• [DATA SUPPLIED]:

********************

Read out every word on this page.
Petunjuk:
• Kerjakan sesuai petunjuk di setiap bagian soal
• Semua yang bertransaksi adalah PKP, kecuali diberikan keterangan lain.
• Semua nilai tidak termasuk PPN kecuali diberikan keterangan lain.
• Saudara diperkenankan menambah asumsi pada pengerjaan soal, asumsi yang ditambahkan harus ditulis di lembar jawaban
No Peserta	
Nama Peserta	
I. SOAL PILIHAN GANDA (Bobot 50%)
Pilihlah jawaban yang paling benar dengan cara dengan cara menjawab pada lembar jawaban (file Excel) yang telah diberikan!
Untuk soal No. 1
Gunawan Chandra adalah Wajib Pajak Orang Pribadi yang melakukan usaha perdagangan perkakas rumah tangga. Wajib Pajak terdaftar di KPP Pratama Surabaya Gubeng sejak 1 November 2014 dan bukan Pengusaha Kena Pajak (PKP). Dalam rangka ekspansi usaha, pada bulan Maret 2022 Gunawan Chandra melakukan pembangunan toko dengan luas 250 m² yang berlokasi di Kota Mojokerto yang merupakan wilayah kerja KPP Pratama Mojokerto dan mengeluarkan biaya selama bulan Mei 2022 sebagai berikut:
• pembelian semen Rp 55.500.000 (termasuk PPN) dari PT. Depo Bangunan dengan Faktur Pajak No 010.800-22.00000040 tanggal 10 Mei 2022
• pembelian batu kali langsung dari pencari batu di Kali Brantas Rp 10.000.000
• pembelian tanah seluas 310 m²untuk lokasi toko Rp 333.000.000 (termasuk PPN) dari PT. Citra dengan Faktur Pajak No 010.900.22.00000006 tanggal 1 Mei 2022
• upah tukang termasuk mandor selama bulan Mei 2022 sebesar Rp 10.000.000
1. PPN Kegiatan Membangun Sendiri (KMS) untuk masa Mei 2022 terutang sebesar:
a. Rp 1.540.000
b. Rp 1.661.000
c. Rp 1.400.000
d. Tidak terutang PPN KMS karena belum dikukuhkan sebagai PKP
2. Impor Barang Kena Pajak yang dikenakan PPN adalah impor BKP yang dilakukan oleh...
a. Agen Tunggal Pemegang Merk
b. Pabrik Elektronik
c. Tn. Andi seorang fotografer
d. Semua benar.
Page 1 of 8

********************

• [WRITTEN PROBLEM]:
Of the lines above, how many hold the string "keterangan"? Answer with only the number.

• [COMPLETED TASK]:
2